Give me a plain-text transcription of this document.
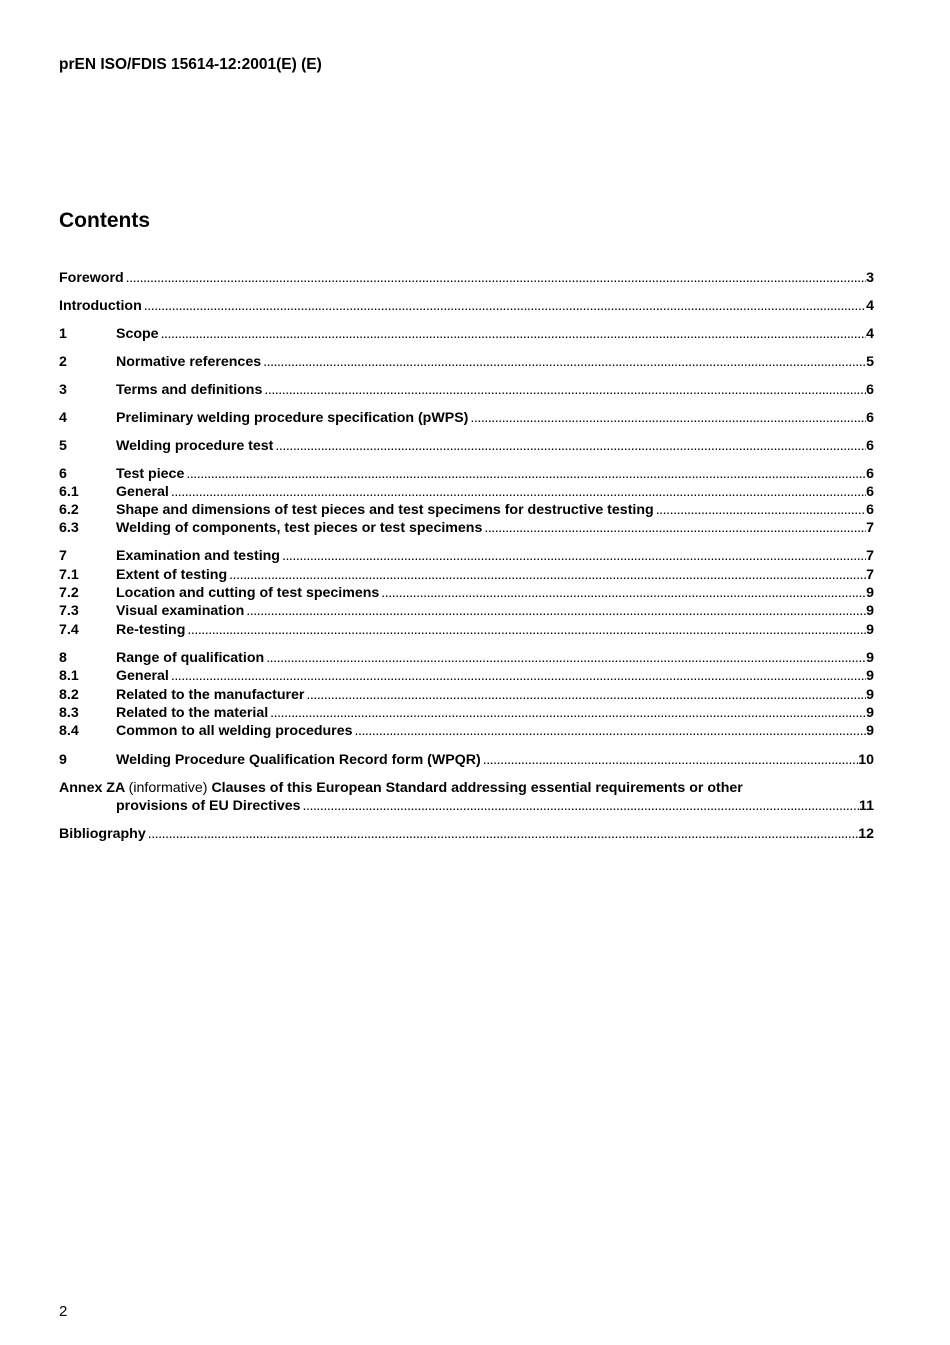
prEN ISO/FDIS 15614-12:2001(E) (E)
Contents
Foreword . . .	3
Introduction . . .	4
1	Scope . . .	4
2	Normative references . . .	5
3	Terms and definitions . . .	6
4	Preliminary welding procedure specification (pWPS) . . .	6
5	Welding procedure test . . .	6
6	Test piece . . .	6
6.1	General . . .	6
6.2	Shape and dimensions of test pieces and test specimens for destructive testing . . .	6
6.3	Welding of components, test pieces or test specimens . . .	7
7	Examination and testing . . .	7
7.1	Extent of testing . . .	7
7.2	Location and cutting of test specimens . . .	9
7.3	Visual examination . . .	9
7.4	Re-testing . . .	9
8	Range of qualification . . .	9
8.1	General . . .	9
8.2	Related to the manufacturer . . .	9
8.3	Related to the material . . .	9
8.4	Common to all welding procedures . . .	9
9	Welding Procedure Qualification Record form (WPQR) . . .	10
Annex ZA (informative) Clauses of this European Standard addressing essential requirements or other
provisions of EU Directives . . .	11
Bibliography . . .	12
2
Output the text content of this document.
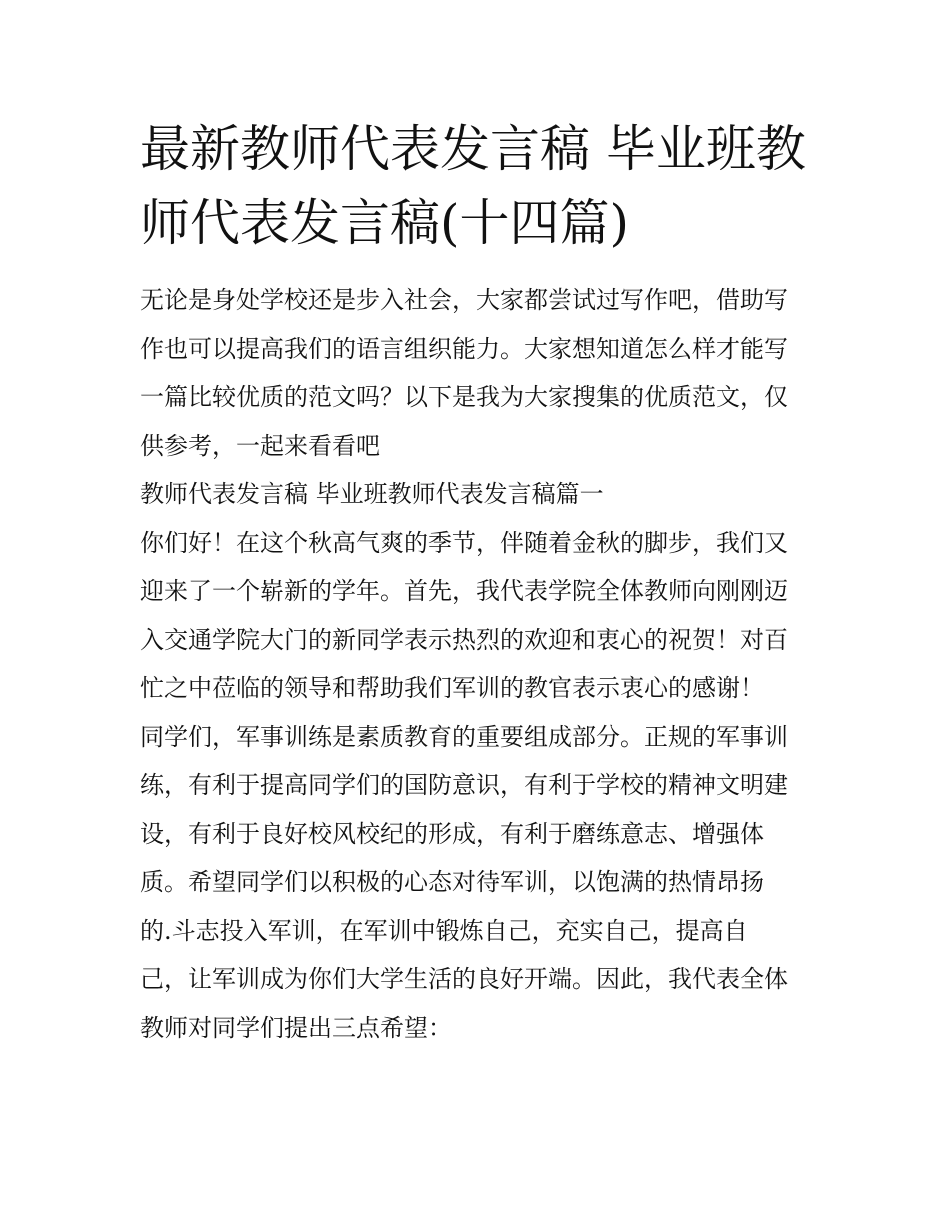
最新教师代表发言稿 毕业班教
师代表发言稿(十四篇)

无论是身处学校还是步入社会，大家都尝试过写作吧，借助写

作也可以提高我们的语言组织能力。大家想知道怎么样才能写

一篇比较优质的范文吗？以下是我为大家搜集的优质范文，仅

供参考，一起来看看吧

教师代表发言稿 毕业班教师代表发言稿篇一

你们好！在这个秋高气爽的季节，伴随着金秋的脚步，我们又

迎来了一个崭新的学年。首先，我代表学院全体教师向刚刚迈

入交通学院大门的新同学表示热烈的欢迎和衷心的祝贺！对百

忙之中莅临的领导和帮助我们军训的教官表示衷心的感谢！

同学们，军事训练是素质教育的重要组成部分。正规的军事训

练，有利于提高同学们的国防意识，有利于学校的精神文明建

设，有利于良好校风校纪的形成，有利于磨练意志、增强体

质。希望同学们以积极的心态对待军训，以饱满的热情昂扬

的.斗志投入军训，在军训中锻炼自己，充实自己，提高自

己，让军训成为你们大学生活的良好开端。因此，我代表全体

教师对同学们提出三点希望：
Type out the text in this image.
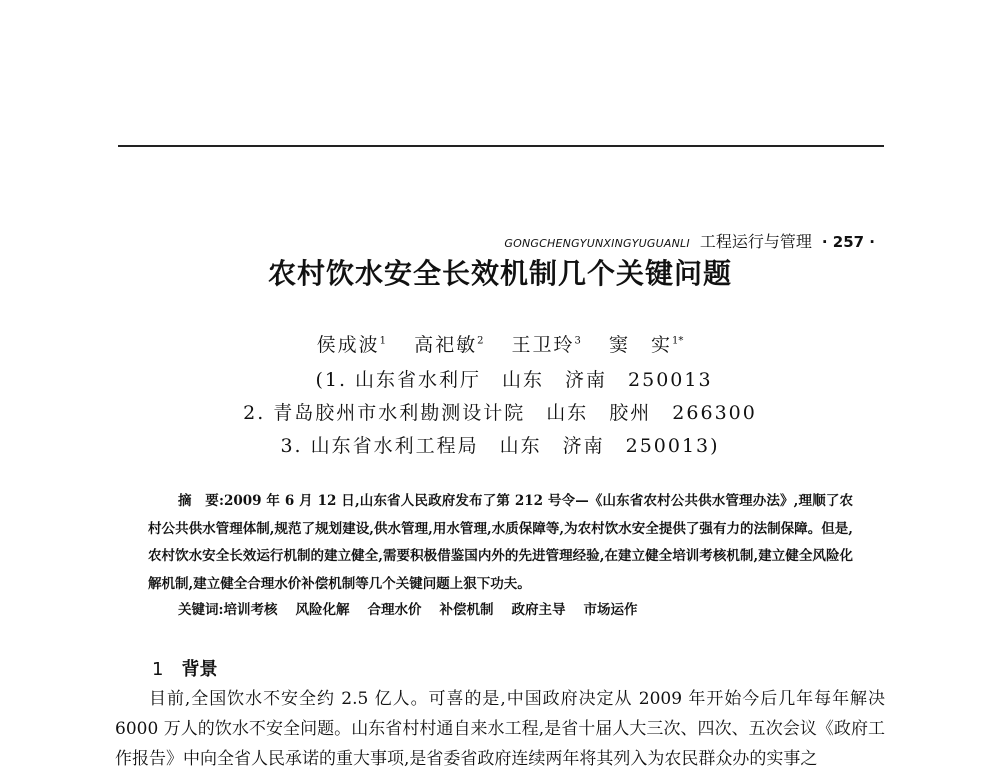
GONGCHENGYUNXINGYUGUANLI 工程运行与管理 · 257 ·
农村饮水安全长效机制几个关键问题
侯成波$^1$ 高祀敏$^2$ 王卫玲$^3$ 窦　实$^{1*}$
(1. 山东省水利厅　山东　济南　250013
2. 青岛胶州市水利勘测设计院　山东　胶州　266300
3. 山东省水利工程局　山东　济南　250013)
摘　要:2009 年 6 月 12 日,山东省人民政府发布了第 212 号令—《山东省农村公共供水管理办法》,理顺了农村公共供水管理体制,规范了规划建设,供水管理,用水管理,水质保障等,为农村饮水安全提供了强有力的法制保障。但是,农村饮水安全长效运行机制的建立健全,需要积极借鉴国内外的先进管理经验,在建立健全培训考核机制,建立健全风险化解机制,建立健全合理水价补偿机制等几个关键问题上狠下功夫。
关键词:培训考核 风险化解 合理水价 补偿机制 政府主导 市场运作
1 背景
目前,全国饮水不安全约 2.5 亿人。可喜的是,中国政府决定从 2009 年开始今后几年每年解决 6000 万人的饮水不安全问题。山东省村村通自来水工程,是省十届人大三次、四次、五次会议《政府工作报告》中向全省人民承诺的重大事项,是省委省政府连续两年将其列入为农民群众办的实事之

_Given task_:
Take every line containing the word "this" and copy it.

_Task answer_:
Give me a plain-text transcription of this document.
Annex ZA (informative) Clauses of this European Standard addressing essential requirements or other
Output the text content of this document.
Type out the text in this image.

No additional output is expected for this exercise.